AIM:
What lines of the data hold the string "Possible"? Pull each one out.

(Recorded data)
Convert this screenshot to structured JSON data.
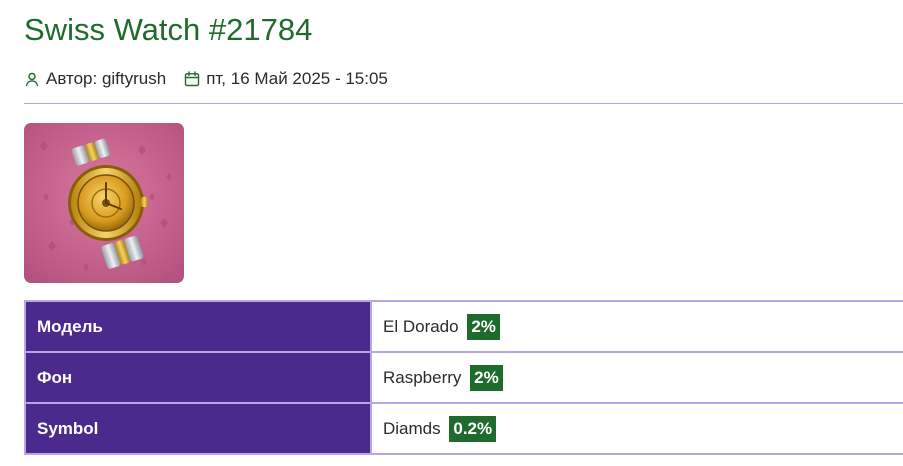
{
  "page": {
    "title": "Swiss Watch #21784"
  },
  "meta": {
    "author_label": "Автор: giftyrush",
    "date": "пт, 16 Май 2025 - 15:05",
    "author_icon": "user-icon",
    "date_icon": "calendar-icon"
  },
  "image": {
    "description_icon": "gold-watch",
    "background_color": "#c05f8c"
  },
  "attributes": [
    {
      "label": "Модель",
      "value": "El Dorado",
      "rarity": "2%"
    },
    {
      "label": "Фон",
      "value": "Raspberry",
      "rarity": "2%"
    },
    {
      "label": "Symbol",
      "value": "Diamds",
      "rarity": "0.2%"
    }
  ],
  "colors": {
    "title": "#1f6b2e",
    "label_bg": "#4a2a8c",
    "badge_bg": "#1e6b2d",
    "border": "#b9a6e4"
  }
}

--

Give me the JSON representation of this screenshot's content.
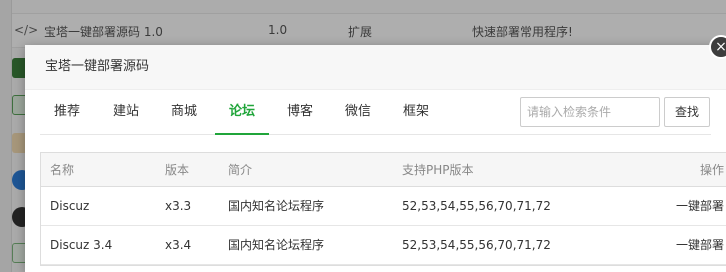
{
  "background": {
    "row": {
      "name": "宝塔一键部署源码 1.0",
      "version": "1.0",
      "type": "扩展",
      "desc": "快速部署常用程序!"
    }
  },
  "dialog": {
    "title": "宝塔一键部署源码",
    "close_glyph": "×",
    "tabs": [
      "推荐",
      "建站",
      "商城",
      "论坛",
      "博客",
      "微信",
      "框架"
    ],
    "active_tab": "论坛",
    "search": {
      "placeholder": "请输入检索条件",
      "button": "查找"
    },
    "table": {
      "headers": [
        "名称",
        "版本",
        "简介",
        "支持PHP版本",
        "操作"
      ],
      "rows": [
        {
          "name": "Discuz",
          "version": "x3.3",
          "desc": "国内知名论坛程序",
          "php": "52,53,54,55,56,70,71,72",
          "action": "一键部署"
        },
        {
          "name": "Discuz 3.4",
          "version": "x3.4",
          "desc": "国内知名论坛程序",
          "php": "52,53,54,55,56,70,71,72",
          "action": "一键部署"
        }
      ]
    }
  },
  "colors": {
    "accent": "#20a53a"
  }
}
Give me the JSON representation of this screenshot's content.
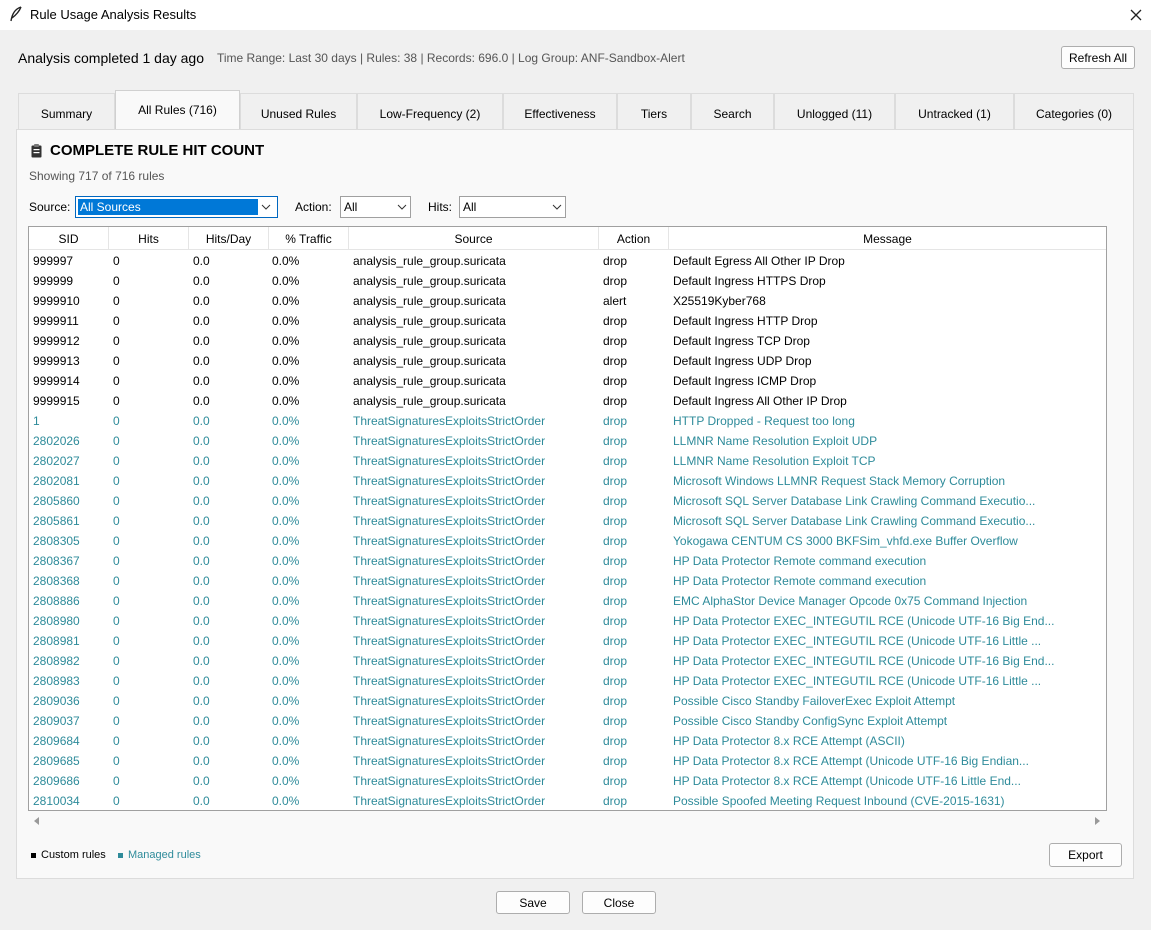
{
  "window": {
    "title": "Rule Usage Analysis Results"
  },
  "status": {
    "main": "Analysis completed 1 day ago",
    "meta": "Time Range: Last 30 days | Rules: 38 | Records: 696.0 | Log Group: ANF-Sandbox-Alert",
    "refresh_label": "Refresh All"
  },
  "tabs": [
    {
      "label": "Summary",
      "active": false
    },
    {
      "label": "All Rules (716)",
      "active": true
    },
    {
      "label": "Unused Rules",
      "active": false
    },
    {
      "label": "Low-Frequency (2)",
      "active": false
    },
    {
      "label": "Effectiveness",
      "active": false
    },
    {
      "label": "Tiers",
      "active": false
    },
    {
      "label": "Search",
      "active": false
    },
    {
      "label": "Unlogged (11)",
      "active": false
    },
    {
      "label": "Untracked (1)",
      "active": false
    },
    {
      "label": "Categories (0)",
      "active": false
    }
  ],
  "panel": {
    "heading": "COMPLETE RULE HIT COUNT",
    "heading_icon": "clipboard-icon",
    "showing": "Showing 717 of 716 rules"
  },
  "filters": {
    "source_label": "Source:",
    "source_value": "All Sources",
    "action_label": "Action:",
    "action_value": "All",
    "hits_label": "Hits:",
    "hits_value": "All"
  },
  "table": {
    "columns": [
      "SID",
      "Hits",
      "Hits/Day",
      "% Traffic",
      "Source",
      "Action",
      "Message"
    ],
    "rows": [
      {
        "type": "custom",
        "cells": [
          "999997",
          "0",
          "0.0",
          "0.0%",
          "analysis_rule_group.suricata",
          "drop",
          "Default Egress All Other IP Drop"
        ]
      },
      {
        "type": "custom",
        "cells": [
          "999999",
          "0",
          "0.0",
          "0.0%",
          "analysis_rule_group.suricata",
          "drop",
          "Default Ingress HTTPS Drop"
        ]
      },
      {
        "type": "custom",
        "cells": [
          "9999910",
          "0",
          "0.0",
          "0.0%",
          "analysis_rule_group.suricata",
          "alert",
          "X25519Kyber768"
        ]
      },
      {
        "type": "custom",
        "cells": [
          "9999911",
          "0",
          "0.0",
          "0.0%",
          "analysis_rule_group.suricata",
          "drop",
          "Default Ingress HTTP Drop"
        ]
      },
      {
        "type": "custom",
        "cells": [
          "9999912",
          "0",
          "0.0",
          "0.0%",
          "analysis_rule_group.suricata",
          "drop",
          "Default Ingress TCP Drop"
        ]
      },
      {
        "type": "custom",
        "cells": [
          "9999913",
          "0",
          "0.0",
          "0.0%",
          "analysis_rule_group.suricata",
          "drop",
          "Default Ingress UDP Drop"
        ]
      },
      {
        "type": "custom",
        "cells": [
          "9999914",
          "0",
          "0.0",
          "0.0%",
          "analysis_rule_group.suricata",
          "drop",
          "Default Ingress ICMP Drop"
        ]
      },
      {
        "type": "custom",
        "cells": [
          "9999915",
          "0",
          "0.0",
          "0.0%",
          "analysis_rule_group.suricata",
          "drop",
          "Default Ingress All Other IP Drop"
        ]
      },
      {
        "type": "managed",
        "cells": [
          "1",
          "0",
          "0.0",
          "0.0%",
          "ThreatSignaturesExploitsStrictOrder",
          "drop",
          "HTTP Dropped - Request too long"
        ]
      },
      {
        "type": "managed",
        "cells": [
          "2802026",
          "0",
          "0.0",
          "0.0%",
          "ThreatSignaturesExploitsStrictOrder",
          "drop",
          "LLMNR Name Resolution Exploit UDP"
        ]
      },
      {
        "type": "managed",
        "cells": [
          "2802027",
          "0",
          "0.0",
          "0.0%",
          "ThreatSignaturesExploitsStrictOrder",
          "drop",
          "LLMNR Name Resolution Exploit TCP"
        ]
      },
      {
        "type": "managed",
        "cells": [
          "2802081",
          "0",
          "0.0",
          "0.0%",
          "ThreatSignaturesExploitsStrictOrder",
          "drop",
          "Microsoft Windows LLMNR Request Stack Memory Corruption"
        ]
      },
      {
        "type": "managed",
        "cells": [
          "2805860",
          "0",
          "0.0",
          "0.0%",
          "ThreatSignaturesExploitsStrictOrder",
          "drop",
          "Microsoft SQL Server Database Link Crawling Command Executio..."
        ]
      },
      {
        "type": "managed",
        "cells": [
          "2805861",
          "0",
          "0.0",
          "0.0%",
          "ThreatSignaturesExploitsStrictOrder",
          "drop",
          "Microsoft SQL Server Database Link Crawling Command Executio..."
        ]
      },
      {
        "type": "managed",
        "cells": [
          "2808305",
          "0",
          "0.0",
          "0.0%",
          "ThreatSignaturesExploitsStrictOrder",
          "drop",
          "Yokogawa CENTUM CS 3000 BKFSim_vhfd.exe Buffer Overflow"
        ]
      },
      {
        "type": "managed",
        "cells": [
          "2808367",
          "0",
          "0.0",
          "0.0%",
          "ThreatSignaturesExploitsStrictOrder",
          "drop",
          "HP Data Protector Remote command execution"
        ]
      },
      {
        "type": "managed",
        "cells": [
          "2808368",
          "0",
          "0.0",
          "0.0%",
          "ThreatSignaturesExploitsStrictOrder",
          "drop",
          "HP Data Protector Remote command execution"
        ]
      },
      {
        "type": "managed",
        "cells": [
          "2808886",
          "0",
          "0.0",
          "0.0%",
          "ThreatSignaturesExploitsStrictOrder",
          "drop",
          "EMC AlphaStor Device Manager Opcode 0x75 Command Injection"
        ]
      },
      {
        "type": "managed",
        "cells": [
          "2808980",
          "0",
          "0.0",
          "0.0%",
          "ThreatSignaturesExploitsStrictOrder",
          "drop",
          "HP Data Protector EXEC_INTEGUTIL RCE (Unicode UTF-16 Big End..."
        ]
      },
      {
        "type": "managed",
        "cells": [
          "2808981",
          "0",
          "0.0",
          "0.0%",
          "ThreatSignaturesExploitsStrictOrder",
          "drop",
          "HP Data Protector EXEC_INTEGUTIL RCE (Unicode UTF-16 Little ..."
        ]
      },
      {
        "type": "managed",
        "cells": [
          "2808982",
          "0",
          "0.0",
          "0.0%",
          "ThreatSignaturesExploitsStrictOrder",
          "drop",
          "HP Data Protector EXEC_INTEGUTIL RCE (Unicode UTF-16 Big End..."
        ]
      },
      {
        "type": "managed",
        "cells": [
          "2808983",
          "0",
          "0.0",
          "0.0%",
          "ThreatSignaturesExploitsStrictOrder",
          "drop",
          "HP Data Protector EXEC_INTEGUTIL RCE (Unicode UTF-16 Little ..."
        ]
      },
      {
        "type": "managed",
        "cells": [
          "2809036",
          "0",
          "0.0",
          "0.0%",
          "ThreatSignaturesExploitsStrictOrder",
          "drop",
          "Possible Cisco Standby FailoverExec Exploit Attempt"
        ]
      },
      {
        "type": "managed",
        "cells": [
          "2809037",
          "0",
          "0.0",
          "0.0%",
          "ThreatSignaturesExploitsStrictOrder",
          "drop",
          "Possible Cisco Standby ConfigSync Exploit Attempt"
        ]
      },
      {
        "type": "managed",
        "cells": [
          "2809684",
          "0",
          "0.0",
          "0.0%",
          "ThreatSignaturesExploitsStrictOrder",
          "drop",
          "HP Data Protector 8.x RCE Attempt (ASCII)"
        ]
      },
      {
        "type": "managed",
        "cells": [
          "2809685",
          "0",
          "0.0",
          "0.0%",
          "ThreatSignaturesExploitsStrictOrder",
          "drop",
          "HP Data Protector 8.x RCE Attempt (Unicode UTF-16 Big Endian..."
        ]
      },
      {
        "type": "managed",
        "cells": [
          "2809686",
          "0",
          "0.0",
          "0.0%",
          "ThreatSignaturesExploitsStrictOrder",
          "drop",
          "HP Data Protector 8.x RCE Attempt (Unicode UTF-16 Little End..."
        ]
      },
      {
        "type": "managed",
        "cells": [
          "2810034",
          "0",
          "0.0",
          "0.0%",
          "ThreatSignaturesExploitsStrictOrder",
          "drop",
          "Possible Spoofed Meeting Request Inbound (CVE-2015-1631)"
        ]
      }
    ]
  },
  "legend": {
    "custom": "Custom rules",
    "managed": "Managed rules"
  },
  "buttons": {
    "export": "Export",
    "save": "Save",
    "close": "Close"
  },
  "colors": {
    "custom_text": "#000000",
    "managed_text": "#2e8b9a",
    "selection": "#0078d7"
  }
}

RESPONSE TO THE TASK:
          "Possible Cisco Standby FailoverExec Exploit Attempt"
          "Possible Cisco Standby ConfigSync Exploit Attempt"
          "Possible Spoofed Meeting Request Inbound (CVE-2015-1631)"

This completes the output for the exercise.